Requirement: Locate each line holding the string "structured" and copy it.

Excerpt from a dataset:

┏━━

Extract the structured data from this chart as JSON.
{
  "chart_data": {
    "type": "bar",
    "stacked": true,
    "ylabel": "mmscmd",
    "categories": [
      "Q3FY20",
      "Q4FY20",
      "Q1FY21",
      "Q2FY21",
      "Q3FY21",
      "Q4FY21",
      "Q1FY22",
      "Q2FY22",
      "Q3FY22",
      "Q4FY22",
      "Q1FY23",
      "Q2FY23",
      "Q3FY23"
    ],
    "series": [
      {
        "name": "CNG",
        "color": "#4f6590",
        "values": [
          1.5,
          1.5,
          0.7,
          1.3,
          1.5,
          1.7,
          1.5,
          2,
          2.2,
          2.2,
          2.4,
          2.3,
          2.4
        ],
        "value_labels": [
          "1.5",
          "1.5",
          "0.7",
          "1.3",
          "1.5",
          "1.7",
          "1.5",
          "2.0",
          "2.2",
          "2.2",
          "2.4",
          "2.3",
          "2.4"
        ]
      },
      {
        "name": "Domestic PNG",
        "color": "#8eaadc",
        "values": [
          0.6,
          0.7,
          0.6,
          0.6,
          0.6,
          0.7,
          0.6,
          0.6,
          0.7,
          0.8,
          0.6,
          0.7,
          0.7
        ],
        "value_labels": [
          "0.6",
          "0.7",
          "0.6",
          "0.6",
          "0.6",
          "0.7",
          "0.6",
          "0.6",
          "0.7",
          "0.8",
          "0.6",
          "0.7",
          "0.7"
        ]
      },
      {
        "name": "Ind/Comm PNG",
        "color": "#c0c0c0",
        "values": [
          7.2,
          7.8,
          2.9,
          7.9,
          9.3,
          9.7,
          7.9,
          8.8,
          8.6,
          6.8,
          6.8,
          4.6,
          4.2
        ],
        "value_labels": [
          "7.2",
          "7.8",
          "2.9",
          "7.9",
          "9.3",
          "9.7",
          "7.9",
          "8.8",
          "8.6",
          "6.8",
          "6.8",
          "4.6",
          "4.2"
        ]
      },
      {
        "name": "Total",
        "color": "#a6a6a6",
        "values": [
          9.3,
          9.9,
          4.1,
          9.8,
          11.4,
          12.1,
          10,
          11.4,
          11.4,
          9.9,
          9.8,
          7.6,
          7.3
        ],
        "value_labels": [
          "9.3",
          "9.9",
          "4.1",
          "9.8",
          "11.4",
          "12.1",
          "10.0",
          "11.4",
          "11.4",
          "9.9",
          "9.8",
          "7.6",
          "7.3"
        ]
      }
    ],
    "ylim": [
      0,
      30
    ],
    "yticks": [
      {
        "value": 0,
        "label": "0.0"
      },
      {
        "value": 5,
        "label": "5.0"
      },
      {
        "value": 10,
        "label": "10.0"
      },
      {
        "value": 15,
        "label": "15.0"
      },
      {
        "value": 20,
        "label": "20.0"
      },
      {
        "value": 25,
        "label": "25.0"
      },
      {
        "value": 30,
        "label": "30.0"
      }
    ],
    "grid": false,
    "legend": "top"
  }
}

┗━━
┏━━

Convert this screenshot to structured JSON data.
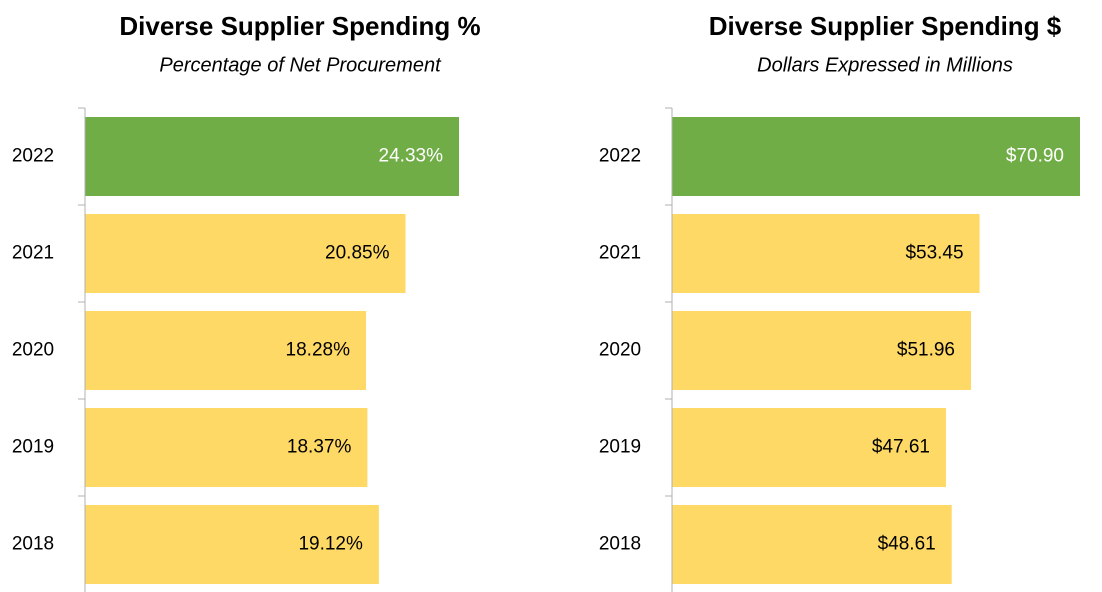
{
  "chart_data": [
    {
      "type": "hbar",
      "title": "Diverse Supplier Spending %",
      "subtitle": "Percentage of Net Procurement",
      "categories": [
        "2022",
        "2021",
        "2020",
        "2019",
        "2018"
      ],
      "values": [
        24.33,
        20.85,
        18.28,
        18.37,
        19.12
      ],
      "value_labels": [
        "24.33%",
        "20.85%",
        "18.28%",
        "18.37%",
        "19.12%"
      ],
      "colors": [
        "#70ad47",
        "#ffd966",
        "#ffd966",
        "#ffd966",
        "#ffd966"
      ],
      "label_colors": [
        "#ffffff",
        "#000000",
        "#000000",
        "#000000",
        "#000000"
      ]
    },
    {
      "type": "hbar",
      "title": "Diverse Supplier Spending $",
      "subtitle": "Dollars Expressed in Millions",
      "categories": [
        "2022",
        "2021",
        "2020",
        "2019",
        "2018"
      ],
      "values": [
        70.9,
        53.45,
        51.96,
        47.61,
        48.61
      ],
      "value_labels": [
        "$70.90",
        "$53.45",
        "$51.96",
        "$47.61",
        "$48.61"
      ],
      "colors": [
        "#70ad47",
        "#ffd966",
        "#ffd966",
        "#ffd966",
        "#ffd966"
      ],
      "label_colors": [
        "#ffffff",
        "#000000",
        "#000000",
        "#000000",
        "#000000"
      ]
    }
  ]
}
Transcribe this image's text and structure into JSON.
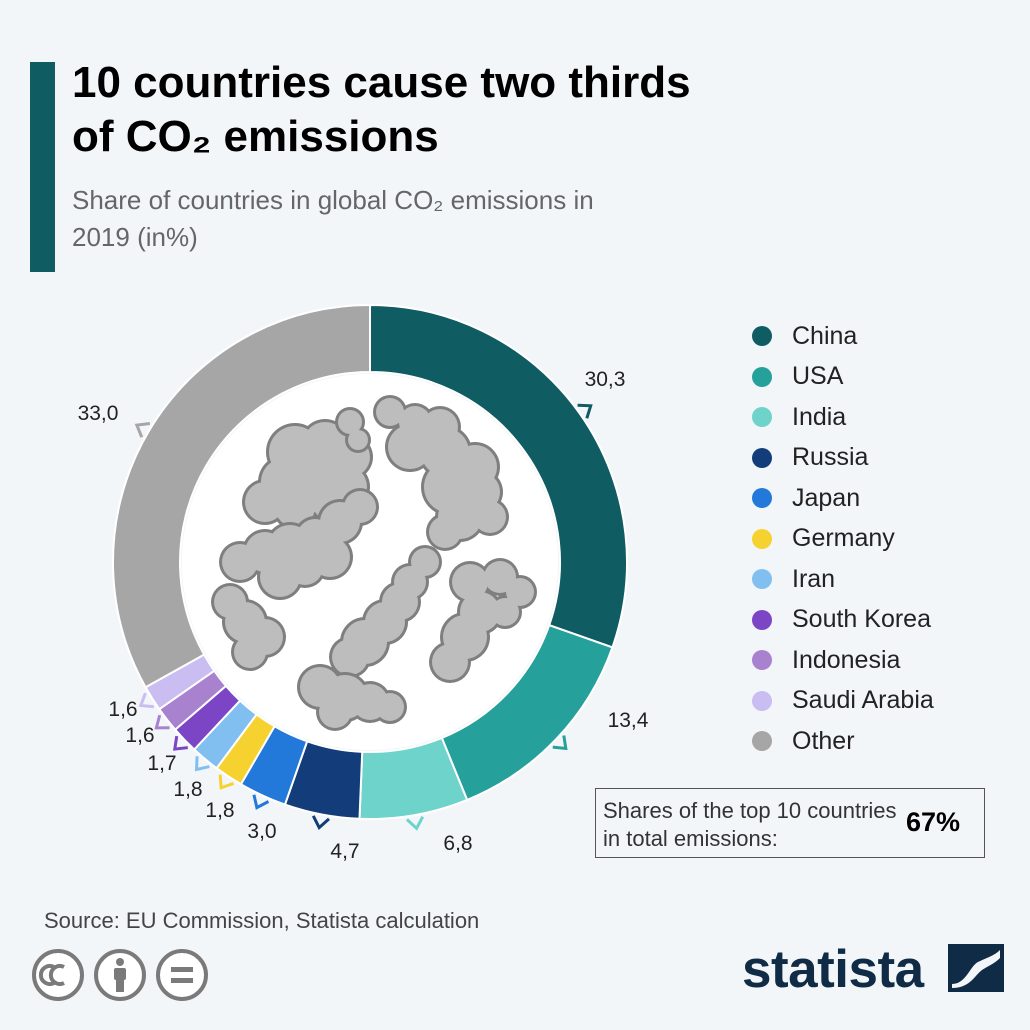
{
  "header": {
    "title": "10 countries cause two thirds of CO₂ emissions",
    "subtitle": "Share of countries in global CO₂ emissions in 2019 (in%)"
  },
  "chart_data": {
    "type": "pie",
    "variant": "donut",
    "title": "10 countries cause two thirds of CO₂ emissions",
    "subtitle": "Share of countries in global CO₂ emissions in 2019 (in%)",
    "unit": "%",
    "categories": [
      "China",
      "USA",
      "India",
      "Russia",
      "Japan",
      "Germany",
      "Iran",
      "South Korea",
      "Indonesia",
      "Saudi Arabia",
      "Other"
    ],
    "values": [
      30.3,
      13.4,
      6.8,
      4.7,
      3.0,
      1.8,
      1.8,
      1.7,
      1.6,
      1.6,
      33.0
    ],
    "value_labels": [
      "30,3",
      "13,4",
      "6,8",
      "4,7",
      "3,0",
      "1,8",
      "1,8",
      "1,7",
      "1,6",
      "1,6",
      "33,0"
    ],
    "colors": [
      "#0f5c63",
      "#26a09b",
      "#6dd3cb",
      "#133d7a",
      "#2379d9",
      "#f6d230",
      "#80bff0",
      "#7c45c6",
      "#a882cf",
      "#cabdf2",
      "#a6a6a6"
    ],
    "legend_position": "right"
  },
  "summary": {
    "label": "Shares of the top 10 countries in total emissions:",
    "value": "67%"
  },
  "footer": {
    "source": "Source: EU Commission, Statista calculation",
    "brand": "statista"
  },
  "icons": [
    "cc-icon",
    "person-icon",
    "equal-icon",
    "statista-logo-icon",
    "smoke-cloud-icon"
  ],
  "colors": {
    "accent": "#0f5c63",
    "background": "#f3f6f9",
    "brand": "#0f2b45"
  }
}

┗━━

Exercise solution:
Extract the structured data from this chart as JSON.
Convert this screenshot to structured JSON data.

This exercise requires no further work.